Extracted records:
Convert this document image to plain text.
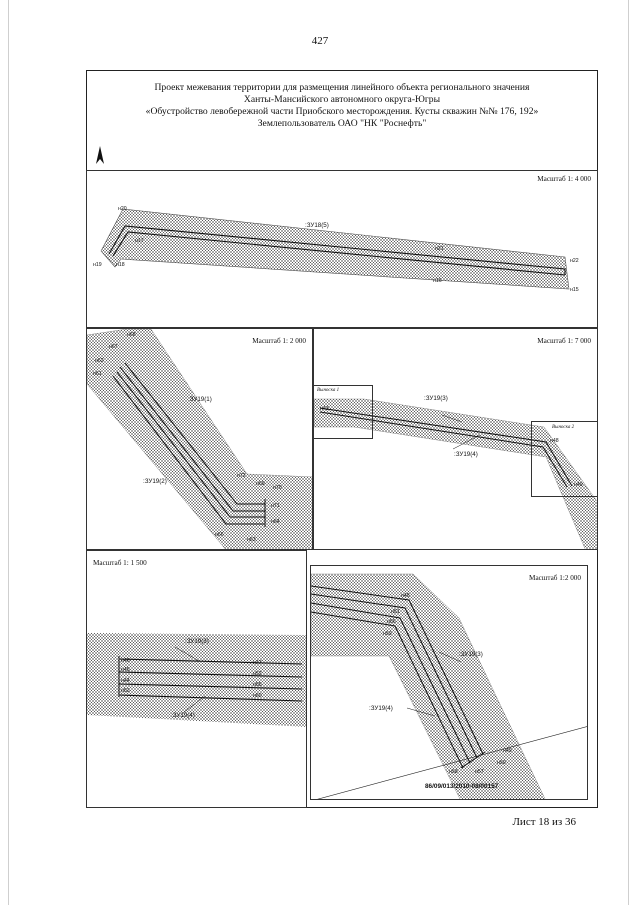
427
Проект межевания территории для размещения линейного объекта регионального значения
Ханты-Мансийского автономного округа-Югры
«Обустройство левобережной части Приобского месторождения. Кусты скважин №№ 176, 192»
Землепользователь ОАО "НК "Роснефть"
Масштаб 1: 4 000
:ЗУ18(5)
н20
н17
н19	н18
н21
н16
н22
н15
Масштаб 1: 2 000
:ЗУ19(1)
:ЗУ19(2)
н68
н67
н62
н61
н72
н69
н70
н71
н64
н66
н63
Масштаб 1: 7 000
Выноска 1
Выноска 2
:ЗУ19(3)
:ЗУ19(4)
н43
н48
н49
Масштаб 1: 1 500
:ЗУ19(3)
:ЗУ19(4)
н46
н45
н44
н53
н47
н52
н55
н60
Масштаб 1:2 000
:ЗУ19(3)
:ЗУ19(4)
н48
н51
н56
н59
н49
н50
н58	н57
86/09/013/2010-08/00157
Лист 18 из 36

● SET PROBLEM:
Skip every picture and transcribe the data above exactly.

● THE RESPONSE:
Convert this document image to plain text.
427
Проект межевания территории для размещения линейного объекта регионального значения
Ханты-Мансийского автономного округа-Югры
«Обустройство левобережной части Приобского месторождения. Кусты скважин №№ 176, 192»
Землепользователь ОАО "НК "Роснефть"
Масштаб 1: 4 000
:ЗУ18(5)
н20
н17
н19	н18
н21
н16
н22
н15
Масштаб 1: 2 000
:ЗУ19(1)
:ЗУ19(2)
н68
н67
н62
н61
н72
н69
н70
н71
н64
н66
н63
Масштаб 1: 7 000
Выноска 1
Выноска 2
:ЗУ19(3)
:ЗУ19(4)
н43
н48
н49
Масштаб 1: 1 500
:ЗУ19(3)
:ЗУ19(4)
н46
н45
н44
н53
н47
н52
н55
н60
Масштаб 1:2 000
:ЗУ19(3)
:ЗУ19(4)
н48
н51
н56
н59
н49
н50
н58	н57
86/09/013/2010-08/00157
Лист 18 из 36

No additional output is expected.